> Dataset
* * *
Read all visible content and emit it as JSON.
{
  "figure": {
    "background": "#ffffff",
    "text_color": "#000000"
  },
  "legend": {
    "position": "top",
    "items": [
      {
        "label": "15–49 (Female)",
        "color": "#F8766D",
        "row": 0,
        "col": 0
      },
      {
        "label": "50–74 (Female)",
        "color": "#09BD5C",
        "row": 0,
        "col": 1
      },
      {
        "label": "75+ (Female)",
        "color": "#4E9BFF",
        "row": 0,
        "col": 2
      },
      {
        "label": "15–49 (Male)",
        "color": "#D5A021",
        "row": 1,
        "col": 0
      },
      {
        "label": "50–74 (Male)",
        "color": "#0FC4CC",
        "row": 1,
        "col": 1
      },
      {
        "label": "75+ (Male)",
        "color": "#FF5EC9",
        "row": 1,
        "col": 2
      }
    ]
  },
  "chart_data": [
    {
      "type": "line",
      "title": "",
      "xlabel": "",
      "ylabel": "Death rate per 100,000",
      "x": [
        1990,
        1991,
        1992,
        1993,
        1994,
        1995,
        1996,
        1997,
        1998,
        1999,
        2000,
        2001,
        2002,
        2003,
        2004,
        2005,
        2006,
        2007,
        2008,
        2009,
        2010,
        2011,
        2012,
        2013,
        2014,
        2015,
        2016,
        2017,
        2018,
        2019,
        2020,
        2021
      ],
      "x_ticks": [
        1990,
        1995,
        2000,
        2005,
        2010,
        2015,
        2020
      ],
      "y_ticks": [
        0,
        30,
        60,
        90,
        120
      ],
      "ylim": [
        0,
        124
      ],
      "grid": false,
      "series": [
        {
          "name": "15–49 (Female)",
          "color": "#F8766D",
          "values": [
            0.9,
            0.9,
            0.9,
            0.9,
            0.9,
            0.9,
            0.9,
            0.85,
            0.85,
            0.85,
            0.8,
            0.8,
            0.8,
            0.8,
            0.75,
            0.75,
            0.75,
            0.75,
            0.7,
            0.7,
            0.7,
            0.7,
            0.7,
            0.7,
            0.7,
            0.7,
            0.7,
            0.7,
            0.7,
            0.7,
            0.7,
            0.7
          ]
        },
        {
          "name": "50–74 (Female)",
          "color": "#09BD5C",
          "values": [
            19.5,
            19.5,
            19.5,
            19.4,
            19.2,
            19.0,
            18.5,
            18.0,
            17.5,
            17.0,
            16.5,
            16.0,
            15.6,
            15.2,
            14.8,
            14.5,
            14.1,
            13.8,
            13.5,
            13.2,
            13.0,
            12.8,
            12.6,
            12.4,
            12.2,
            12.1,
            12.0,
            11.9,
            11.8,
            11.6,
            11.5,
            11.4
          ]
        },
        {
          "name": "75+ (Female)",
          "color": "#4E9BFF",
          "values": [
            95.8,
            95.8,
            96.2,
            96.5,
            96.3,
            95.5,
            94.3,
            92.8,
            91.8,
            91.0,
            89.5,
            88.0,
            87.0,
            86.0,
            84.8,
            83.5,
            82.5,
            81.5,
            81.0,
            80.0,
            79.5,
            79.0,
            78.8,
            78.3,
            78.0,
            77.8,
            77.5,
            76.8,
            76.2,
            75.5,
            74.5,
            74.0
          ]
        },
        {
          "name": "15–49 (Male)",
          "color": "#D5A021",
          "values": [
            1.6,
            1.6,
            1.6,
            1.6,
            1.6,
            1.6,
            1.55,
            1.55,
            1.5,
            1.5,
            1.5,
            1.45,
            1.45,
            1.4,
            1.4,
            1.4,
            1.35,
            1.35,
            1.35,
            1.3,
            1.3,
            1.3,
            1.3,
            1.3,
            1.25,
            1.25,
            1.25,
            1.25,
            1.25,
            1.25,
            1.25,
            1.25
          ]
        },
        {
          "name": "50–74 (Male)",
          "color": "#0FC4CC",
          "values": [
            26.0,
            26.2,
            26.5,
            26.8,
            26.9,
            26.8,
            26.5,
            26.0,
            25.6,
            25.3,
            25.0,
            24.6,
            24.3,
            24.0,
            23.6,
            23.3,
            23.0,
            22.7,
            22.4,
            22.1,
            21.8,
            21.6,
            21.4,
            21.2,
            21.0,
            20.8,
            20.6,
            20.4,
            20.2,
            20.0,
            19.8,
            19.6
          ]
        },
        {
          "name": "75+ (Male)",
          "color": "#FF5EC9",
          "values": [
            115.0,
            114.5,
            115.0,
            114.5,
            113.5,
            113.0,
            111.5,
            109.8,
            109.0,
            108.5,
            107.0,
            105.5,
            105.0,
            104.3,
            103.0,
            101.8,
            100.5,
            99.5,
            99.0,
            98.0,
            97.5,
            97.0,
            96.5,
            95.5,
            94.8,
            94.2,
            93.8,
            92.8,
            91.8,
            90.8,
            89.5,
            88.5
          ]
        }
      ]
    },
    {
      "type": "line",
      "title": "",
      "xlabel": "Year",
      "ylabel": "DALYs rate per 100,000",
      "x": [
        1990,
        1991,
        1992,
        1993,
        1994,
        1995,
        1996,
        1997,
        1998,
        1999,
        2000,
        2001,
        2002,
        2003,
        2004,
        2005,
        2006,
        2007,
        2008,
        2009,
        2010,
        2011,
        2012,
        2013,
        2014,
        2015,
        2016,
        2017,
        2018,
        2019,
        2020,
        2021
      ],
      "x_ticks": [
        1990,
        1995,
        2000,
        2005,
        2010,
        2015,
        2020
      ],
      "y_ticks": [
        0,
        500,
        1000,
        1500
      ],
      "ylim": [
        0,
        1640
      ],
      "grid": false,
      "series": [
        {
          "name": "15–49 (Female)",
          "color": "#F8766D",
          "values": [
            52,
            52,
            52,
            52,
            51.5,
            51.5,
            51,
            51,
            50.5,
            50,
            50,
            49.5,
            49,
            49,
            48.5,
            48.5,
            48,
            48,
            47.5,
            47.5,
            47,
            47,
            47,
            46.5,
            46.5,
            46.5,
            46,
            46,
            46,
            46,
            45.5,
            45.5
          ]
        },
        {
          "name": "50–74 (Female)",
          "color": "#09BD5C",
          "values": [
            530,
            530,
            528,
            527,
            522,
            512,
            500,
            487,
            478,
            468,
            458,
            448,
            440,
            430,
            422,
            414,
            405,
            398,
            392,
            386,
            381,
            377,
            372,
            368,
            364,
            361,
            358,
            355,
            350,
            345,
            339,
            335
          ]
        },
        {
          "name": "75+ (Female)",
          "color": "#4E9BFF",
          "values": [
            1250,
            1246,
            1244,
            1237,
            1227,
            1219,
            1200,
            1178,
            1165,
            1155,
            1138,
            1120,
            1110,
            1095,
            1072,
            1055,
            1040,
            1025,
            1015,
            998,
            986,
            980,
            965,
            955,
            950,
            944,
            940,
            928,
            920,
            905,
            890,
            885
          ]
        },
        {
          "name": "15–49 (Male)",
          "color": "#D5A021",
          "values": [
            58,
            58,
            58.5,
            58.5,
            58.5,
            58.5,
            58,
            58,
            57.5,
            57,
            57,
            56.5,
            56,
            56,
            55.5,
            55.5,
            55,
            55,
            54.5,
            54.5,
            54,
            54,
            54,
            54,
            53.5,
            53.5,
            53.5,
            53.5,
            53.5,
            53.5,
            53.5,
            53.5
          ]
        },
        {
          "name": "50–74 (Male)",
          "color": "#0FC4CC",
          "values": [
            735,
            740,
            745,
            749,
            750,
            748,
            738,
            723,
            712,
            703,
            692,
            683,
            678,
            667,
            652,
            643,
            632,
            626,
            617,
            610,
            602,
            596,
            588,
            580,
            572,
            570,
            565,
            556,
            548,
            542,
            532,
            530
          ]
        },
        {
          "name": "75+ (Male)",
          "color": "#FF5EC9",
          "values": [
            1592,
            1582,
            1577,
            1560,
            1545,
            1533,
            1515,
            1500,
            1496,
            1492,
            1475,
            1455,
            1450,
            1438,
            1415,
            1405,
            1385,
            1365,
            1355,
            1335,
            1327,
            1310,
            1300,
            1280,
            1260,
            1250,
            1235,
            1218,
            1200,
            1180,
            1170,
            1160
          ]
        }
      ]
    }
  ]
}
* * *
> Exercise instructions
In the records above, find each line with the word "ylabel" and copy it.

> Completed task
      "ylabel": "Death rate per 100,000",
      "ylabel": "DALYs rate per 100,000",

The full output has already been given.